*EXERCISE OBJECTIVE*:
What follows is a block of records; reproduce all of it verbatim.

Collected data entries
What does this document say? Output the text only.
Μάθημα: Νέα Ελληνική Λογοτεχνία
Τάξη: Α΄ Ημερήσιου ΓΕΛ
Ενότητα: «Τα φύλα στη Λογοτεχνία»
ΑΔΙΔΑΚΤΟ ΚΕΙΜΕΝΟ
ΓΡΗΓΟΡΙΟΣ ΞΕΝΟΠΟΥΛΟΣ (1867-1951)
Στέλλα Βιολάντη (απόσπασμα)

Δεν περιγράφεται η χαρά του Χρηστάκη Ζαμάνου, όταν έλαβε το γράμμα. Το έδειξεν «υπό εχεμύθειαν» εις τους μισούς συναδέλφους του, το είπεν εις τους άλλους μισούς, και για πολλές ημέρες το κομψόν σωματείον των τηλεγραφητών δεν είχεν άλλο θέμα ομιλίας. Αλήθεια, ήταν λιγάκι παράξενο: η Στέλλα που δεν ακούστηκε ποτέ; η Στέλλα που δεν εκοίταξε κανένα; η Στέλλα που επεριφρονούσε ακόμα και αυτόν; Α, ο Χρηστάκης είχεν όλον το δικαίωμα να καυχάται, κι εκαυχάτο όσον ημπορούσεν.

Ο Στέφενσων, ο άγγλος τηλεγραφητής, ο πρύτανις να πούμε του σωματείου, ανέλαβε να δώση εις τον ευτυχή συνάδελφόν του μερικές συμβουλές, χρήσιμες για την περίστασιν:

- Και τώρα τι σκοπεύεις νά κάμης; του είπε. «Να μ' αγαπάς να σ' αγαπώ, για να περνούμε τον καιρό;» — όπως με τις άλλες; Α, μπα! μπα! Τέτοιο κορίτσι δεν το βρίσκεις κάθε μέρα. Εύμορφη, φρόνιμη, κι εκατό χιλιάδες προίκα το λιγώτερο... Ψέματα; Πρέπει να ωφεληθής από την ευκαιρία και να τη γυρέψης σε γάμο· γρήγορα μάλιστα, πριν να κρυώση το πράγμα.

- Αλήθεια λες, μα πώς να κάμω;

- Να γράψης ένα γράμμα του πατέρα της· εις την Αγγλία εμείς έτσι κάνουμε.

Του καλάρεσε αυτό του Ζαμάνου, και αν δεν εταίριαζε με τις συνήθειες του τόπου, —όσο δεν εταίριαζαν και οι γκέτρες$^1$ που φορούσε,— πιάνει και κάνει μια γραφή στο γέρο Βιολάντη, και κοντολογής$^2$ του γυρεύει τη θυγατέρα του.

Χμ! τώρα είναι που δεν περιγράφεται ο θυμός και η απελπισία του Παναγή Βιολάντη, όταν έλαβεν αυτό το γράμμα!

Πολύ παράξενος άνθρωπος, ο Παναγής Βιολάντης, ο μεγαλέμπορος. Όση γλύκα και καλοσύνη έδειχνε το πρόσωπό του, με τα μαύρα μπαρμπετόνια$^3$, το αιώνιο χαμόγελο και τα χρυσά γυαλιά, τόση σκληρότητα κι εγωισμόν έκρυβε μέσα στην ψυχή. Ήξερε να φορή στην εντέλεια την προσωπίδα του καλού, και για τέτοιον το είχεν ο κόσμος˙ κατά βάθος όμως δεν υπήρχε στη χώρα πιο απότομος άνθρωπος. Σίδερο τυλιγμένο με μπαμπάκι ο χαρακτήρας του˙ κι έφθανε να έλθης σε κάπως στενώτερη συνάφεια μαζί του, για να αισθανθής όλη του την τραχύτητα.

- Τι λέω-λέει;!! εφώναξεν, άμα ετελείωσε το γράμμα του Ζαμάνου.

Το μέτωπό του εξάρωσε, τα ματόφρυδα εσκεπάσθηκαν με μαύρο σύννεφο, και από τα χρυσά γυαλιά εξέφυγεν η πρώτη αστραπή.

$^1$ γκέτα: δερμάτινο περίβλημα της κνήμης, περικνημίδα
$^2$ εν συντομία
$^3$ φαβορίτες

*SOLUTION*:
What does this document say? Output the text only.
Μάθημα: Νέα Ελληνική Λογοτεχνία
Τάξη: Α΄ Ημερήσιου ΓΕΛ
Ενότητα: «Τα φύλα στη Λογοτεχνία»
ΑΔΙΔΑΚΤΟ ΚΕΙΜΕΝΟ
ΓΡΗΓΟΡΙΟΣ ΞΕΝΟΠΟΥΛΟΣ (1867-1951)
Στέλλα Βιολάντη (απόσπασμα)

Δεν περιγράφεται η χαρά του Χρηστάκη Ζαμάνου, όταν έλαβε το γράμμα. Το έδειξεν «υπό εχεμύθειαν» εις τους μισούς συναδέλφους του, το είπεν εις τους άλλους μισούς, και για πολλές ημέρες το κομψόν σωματείον των τηλεγραφητών δεν είχεν άλλο θέμα ομιλίας. Αλήθεια, ήταν λιγάκι παράξενο: η Στέλλα που δεν ακούστηκε ποτέ; η Στέλλα που δεν εκοίταξε κανένα; η Στέλλα που επεριφρονούσε ακόμα και αυτόν; Α, ο Χρηστάκης είχεν όλον το δικαίωμα να καυχάται, κι εκαυχάτο όσον ημπορούσεν.

Ο Στέφενσων, ο άγγλος τηλεγραφητής, ο πρύτανις να πούμε του σωματείου, ανέλαβε να δώση εις τον ευτυχή συνάδελφόν του μερικές συμβουλές, χρήσιμες για την περίστασιν:

- Και τώρα τι σκοπεύεις νά κάμης; του είπε. «Να μ' αγαπάς να σ' αγαπώ, για να περνούμε τον καιρό;» — όπως με τις άλλες; Α, μπα! μπα! Τέτοιο κορίτσι δεν το βρίσκεις κάθε μέρα. Εύμορφη, φρόνιμη, κι εκατό χιλιάδες προίκα το λιγώτερο... Ψέματα; Πρέπει να ωφεληθής από την ευκαιρία και να τη γυρέψης σε γάμο· γρήγορα μάλιστα, πριν να κρυώση το πράγμα.

- Αλήθεια λες, μα πώς να κάμω;

- Να γράψης ένα γράμμα του πατέρα της· εις την Αγγλία εμείς έτσι κάνουμε.

Του καλάρεσε αυτό του Ζαμάνου, και αν δεν εταίριαζε με τις συνήθειες του τόπου, —όσο δεν εταίριαζαν και οι γκέτρες$^1$ που φορούσε,— πιάνει και κάνει μια γραφή στο γέρο Βιολάντη, και κοντολογής$^2$ του γυρεύει τη θυγατέρα του.

Χμ! τώρα είναι που δεν περιγράφεται ο θυμός και η απελπισία του Παναγή Βιολάντη, όταν έλαβεν αυτό το γράμμα!

Πολύ παράξενος άνθρωπος, ο Παναγής Βιολάντης, ο μεγαλέμπορος. Όση γλύκα και καλοσύνη έδειχνε το πρόσωπό του, με τα μαύρα μπαρμπετόνια$^3$, το αιώνιο χαμόγελο και τα χρυσά γυαλιά, τόση σκληρότητα κι εγωισμόν έκρυβε μέσα στην ψυχή. Ήξερε να φορή στην εντέλεια την προσωπίδα του καλού, και για τέτοιον το είχεν ο κόσμος˙ κατά βάθος όμως δεν υπήρχε στη χώρα πιο απότομος άνθρωπος. Σίδερο τυλιγμένο με μπαμπάκι ο χαρακτήρας του˙ κι έφθανε να έλθης σε κάπως στενώτερη συνάφεια μαζί του, για να αισθανθής όλη του την τραχύτητα.

- Τι λέω-λέει;!! εφώναξεν, άμα ετελείωσε το γράμμα του Ζαμάνου.

Το μέτωπό του εξάρωσε, τα ματόφρυδα εσκεπάσθηκαν με μαύρο σύννεφο, και από τα χρυσά γυαλιά εξέφυγεν η πρώτη αστραπή.

$^1$ γκέτα: δερμάτινο περίβλημα της κνήμης, περικνημίδα
$^2$ εν συντομία
$^3$ φαβορίτες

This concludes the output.